** Task directions **
Locate the lines where "обязательств" occurs and copy them as they stand.

'''

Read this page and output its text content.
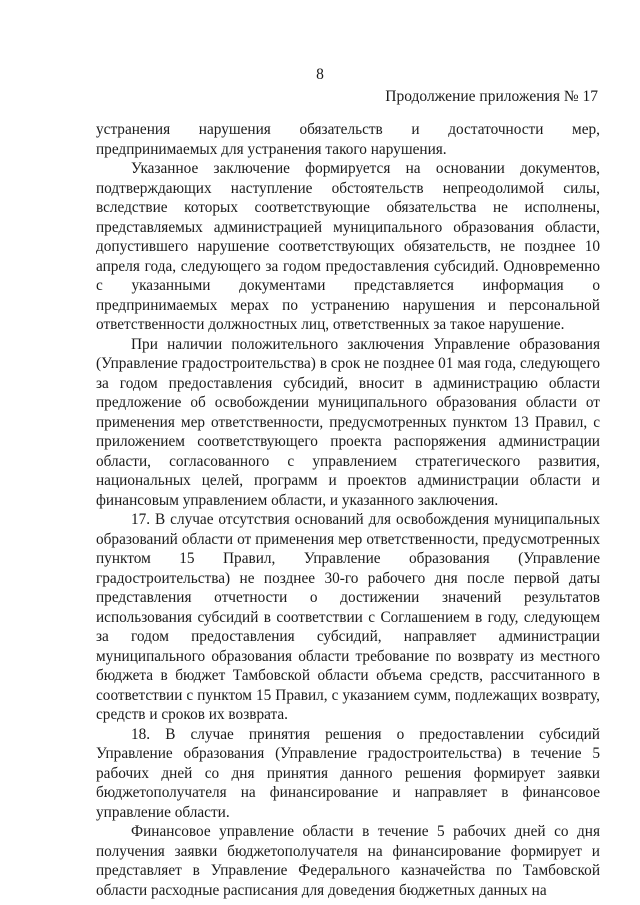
8
Продолжение приложения № 17

устранения нарушения обязательств и достаточности мер, предпринимаемых для устранения такого нарушения.

Указанное заключение формируется на основании документов, подтверждающих наступление обстоятельств непреодолимой силы, вследствие которых соответствующие обязательства не исполнены, представляемых администрацией муниципального образования области, допустившего нарушение соответствующих обязательств, не позднее 10 апреля года, следующего за годом предоставления субсидий. Одновременно с указанными документами представляется информация о предпринимаемых мерах по устранению нарушения и персональной ответственности должностных лиц, ответственных за такое нарушение.

При наличии положительного заключения Управление образования (Управление градостроительства) в срок не позднее 01 мая года, следующего за годом предоставления субсидий, вносит в администрацию области предложение об освобождении муниципального образования области от применения мер ответственности, предусмотренных пунктом 13 Правил, с приложением соответствующего проекта распоряжения администрации области, согласованного с управлением стратегического развития, национальных целей, программ и проектов администрации области и финансовым управлением области, и указанного заключения.

17. В случае отсутствия оснований для освобождения муниципальных образований области от применения мер ответственности, предусмотренных пунктом 15 Правил, Управление образования (Управление градостроительства) не позднее 30-го рабочего дня после первой даты представления отчетности о достижении значений результатов использования субсидий в соответствии с Соглашением в году, следующем за годом предоставления субсидий, направляет администрации муниципального образования области требование по возврату из местного бюджета в бюджет Тамбовской области объема средств, рассчитанного в соответствии с пунктом 15 Правил, с указанием сумм, подлежащих возврату, средств и сроков их возврата.

18. В случае принятия решения о предоставлении субсидий Управление образования (Управление градостроительства) в течение 5 рабочих дней со дня принятия данного решения формирует заявки бюджетополучателя на финансирование и направляет в финансовое управление области.

Финансовое управление области в течение 5 рабочих дней со дня получения заявки бюджетополучателя на финансирование формирует и представляет в Управление Федерального казначейства по Тамбовской области расходные расписания для доведения бюджетных данных на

'''

** Written answer **
устранения нарушения обязательств и достаточности мер, предпринимаемых для устранения такого нарушения.
Указанное заключение формируется на основании документов, подтверждающих наступление обстоятельств непреодолимой силы, вследствие которых соответствующие обязательства не исполнены, представляемых администрацией муниципального образования области, допустившего нарушение соответствующих обязательств, не позднее 10 апреля года, следующего за годом предоставления субсидий. Одновременно с указанными документами представляется информация о предпринимаемых мерах по устранению нарушения и персональной ответственности должностных лиц, ответственных за такое нарушение.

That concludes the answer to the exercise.